--- start of Exercise data ---

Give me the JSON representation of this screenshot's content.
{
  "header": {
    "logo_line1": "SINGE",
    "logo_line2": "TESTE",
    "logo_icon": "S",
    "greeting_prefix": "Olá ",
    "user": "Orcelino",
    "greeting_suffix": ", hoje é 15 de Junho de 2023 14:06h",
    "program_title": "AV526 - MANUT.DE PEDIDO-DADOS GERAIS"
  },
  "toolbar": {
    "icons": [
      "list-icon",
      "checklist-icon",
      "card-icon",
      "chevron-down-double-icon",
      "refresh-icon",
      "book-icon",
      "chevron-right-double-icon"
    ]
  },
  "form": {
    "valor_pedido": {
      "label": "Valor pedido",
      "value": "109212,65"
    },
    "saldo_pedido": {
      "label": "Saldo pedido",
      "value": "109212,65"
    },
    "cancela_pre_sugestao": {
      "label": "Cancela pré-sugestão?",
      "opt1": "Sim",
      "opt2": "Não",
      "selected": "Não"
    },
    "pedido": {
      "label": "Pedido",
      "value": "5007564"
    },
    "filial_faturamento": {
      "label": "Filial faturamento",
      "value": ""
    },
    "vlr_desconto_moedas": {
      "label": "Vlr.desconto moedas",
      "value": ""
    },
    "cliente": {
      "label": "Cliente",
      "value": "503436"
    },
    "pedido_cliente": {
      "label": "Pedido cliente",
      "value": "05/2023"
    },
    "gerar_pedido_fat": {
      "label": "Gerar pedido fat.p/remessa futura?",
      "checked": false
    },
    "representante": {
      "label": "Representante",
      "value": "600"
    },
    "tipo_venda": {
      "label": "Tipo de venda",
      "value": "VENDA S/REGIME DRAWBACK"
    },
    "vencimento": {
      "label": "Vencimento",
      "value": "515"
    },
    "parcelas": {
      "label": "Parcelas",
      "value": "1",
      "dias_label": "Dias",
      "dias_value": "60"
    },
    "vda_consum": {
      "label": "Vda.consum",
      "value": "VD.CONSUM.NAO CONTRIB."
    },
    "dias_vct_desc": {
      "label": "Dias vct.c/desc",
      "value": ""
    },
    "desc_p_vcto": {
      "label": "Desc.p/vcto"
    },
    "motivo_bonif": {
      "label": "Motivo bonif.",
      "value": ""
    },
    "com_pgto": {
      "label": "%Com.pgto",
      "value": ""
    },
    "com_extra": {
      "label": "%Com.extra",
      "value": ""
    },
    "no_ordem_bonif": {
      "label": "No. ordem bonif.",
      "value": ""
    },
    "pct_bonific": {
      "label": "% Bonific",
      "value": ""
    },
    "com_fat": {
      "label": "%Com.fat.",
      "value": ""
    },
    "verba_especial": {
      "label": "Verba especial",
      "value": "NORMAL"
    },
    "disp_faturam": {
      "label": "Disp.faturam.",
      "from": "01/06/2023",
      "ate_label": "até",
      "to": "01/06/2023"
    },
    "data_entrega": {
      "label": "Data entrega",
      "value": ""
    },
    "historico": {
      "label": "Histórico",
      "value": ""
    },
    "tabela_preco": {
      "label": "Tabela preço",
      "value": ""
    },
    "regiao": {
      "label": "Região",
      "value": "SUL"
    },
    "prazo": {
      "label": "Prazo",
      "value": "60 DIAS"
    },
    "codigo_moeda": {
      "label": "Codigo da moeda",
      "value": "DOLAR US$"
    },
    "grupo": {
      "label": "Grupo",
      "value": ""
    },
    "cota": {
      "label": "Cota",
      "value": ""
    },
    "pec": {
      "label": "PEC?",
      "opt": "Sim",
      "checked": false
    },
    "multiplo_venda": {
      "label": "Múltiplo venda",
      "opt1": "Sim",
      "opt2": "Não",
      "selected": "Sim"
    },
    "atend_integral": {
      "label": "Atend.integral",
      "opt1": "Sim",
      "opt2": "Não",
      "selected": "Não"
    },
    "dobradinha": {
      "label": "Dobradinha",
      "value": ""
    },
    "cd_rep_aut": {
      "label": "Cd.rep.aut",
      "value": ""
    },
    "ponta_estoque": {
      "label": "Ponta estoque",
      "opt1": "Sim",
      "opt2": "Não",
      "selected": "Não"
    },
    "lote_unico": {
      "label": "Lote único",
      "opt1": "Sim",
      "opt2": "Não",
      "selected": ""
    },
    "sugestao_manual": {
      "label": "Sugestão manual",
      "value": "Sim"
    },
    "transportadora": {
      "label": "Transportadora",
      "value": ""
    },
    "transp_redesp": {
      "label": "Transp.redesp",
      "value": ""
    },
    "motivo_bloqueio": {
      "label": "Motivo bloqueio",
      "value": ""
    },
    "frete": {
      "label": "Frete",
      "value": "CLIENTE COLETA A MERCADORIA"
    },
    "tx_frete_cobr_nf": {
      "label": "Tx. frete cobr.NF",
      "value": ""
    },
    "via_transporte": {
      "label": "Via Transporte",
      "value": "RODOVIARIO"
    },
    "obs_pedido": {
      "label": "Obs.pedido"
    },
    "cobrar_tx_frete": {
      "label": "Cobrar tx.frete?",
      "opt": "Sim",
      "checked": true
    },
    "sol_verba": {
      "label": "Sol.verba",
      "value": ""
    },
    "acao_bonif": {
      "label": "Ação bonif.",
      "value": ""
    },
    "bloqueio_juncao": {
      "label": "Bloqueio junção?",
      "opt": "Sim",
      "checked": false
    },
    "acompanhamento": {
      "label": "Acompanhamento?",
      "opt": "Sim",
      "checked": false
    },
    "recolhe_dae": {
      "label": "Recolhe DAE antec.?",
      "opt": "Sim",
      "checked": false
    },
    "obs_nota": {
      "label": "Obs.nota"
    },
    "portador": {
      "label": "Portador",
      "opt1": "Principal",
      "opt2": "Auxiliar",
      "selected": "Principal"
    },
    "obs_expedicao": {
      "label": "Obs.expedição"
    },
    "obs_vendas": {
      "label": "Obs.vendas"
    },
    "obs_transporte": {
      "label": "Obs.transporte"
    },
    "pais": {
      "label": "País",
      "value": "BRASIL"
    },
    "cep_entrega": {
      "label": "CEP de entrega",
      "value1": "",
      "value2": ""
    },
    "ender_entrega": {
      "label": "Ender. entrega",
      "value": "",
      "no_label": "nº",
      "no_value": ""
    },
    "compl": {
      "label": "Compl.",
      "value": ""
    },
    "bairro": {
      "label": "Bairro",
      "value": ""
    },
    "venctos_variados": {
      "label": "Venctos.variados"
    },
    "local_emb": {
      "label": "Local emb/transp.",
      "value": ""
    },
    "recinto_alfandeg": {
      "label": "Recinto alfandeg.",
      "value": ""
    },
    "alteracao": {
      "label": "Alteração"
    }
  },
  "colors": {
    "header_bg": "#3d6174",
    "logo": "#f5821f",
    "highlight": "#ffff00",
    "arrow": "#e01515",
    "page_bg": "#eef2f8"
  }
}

--- end of Exercise data ---

Exercise aim. Each line of the material above needs to be quoted exactly, please.

Task solution.
Give me the JSON representation of this screenshot's content.
{
  "header": {
    "logo_line1": "SINGE",
    "logo_line2": "TESTE",
    "logo_icon": "S",
    "greeting_prefix": "Olá ",
    "user": "Orcelino",
    "greeting_suffix": ", hoje é 15 de Junho de 2023 14:06h",
    "program_title": "AV526 - MANUT.DE PEDIDO-DADOS GERAIS"
  },
  "toolbar": {
    "icons": [
      "list-icon",
      "checklist-icon",
      "card-icon",
      "chevron-down-double-icon",
      "refresh-icon",
      "book-icon",
      "chevron-right-double-icon"
    ]
  },
  "form": {
    "valor_pedido": {
      "label": "Valor pedido",
      "value": "109212,65"
    },
    "saldo_pedido": {
      "label": "Saldo pedido",
      "value": "109212,65"
    },
    "cancela_pre_sugestao": {
      "label": "Cancela pré-sugestão?",
      "opt1": "Sim",
      "opt2": "Não",
      "selected": "Não"
    },
    "pedido": {
      "label": "Pedido",
      "value": "5007564"
    },
    "filial_faturamento": {
      "label": "Filial faturamento",
      "value": ""
    },
    "vlr_desconto_moedas": {
      "label": "Vlr.desconto moedas",
      "value": ""
    },
    "cliente": {
      "label": "Cliente",
      "value": "503436"
    },
    "pedido_cliente": {
      "label": "Pedido cliente",
      "value": "05/2023"
    },
    "gerar_pedido_fat": {
      "label": "Gerar pedido fat.p/remessa futura?",
      "checked": false
    },
    "representante": {
      "label": "Representante",
      "value": "600"
    },
    "tipo_venda": {
      "label": "Tipo de venda",
      "value": "VENDA S/REGIME DRAWBACK"
    },
    "vencimento": {
      "label": "Vencimento",
      "value": "515"
    },
    "parcelas": {
      "label": "Parcelas",
      "value": "1",
      "dias_label": "Dias",
      "dias_value": "60"
    },
    "vda_consum": {
      "label": "Vda.consum",
      "value": "VD.CONSUM.NAO CONTRIB."
    },
    "dias_vct_desc": {
      "label": "Dias vct.c/desc",
      "value": ""
    },
    "desc_p_vcto": {
      "label": "Desc.p/vcto"
    },
    "motivo_bonif": {
      "label": "Motivo bonif.",
      "value": ""
    },
    "com_pgto": {
      "label": "%Com.pgto",
      "value": ""
    },
    "com_extra": {
      "label": "%Com.extra",
      "value": ""
    },
    "no_ordem_bonif": {
      "label": "No. ordem bonif.",
      "value": ""
    },
    "pct_bonific": {
      "label": "% Bonific",
      "value": ""
    },
    "com_fat": {
      "label": "%Com.fat.",
      "value": ""
    },
    "verba_especial": {
      "label": "Verba especial",
      "value": "NORMAL"
    },
    "disp_faturam": {
      "label": "Disp.faturam.",
      "from": "01/06/2023",
      "ate_label": "até",
      "to": "01/06/2023"
    },
    "data_entrega": {
      "label": "Data entrega",
      "value": ""
    },
    "historico": {
      "label": "Histórico",
      "value": ""
    },
    "tabela_preco": {
      "label": "Tabela preço",
      "value": ""
    },
    "regiao": {
      "label": "Região",
      "value": "SUL"
    },
    "prazo": {
      "label": "Prazo",
      "value": "60 DIAS"
    },
    "codigo_moeda": {
      "label": "Codigo da moeda",
      "value": "DOLAR US$"
    },
    "grupo": {
      "label": "Grupo",
      "value": ""
    },
    "cota": {
      "label": "Cota",
      "value": ""
    },
    "pec": {
      "label": "PEC?",
      "opt": "Sim",
      "checked": false
    },
    "multiplo_venda": {
      "label": "Múltiplo venda",
      "opt1": "Sim",
      "opt2": "Não",
      "selected": "Sim"
    },
    "atend_integral": {
      "label": "Atend.integral",
      "opt1": "Sim",
      "opt2": "Não",
      "selected": "Não"
    },
    "dobradinha": {
      "label": "Dobradinha",
      "value": ""
    },
    "cd_rep_aut": {
      "label": "Cd.rep.aut",
      "value": ""
    },
    "ponta_estoque": {
      "label": "Ponta estoque",
      "opt1": "Sim",
      "opt2": "Não",
      "selected": "Não"
    },
    "lote_unico": {
      "label": "Lote único",
      "opt1": "Sim",
      "opt2": "Não",
      "selected": ""
    },
    "sugestao_manual": {
      "label": "Sugestão manual",
      "value": "Sim"
    },
    "transportadora": {
      "label": "Transportadora",
      "value": ""
    },
    "transp_redesp": {
      "label": "Transp.redesp",
      "value": ""
    },
    "motivo_bloqueio": {
      "label": "Motivo bloqueio",
      "value": ""
    },
    "frete": {
      "label": "Frete",
      "value": "CLIENTE COLETA A MERCADORIA"
    },
    "tx_frete_cobr_nf": {
      "label": "Tx. frete cobr.NF",
      "value": ""
    },
    "via_transporte": {
      "label": "Via Transporte",
      "value": "RODOVIARIO"
    },
    "obs_pedido": {
      "label": "Obs.pedido"
    },
    "cobrar_tx_frete": {
      "label": "Cobrar tx.frete?",
      "opt": "Sim",
      "checked": true
    },
    "sol_verba": {
      "label": "Sol.verba",
      "value": ""
    },
    "acao_bonif": {
      "label": "Ação bonif.",
      "value": ""
    },
    "bloqueio_juncao": {
      "label": "Bloqueio junção?",
      "opt": "Sim",
      "checked": false
    },
    "acompanhamento": {
      "label": "Acompanhamento?",
      "opt": "Sim",
      "checked": false
    },
    "recolhe_dae": {
      "label": "Recolhe DAE antec.?",
      "opt": "Sim",
      "checked": false
    },
    "obs_nota": {
      "label": "Obs.nota"
    },
    "portador": {
      "label": "Portador",
      "opt1": "Principal",
      "opt2": "Auxiliar",
      "selected": "Principal"
    },
    "obs_expedicao": {
      "label": "Obs.expedição"
    },
    "obs_vendas": {
      "label": "Obs.vendas"
    },
    "obs_transporte": {
      "label": "Obs.transporte"
    },
    "pais": {
      "label": "País",
      "value": "BRASIL"
    },
    "cep_entrega": {
      "label": "CEP de entrega",
      "value1": "",
      "value2": ""
    },
    "ender_entrega": {
      "label": "Ender. entrega",
      "value": "",
      "no_label": "nº",
      "no_value": ""
    },
    "compl": {
      "label": "Compl.",
      "value": ""
    },
    "bairro": {
      "label": "Bairro",
      "value": ""
    },
    "venctos_variados": {
      "label": "Venctos.variados"
    },
    "local_emb": {
      "label": "Local emb/transp.",
      "value": ""
    },
    "recinto_alfandeg": {
      "label": "Recinto alfandeg.",
      "value": ""
    },
    "alteracao": {
      "label": "Alteração"
    }
  },
  "colors": {
    "header_bg": "#3d6174",
    "logo": "#f5821f",
    "highlight": "#ffff00",
    "arrow": "#e01515",
    "page_bg": "#eef2f8"
  }
}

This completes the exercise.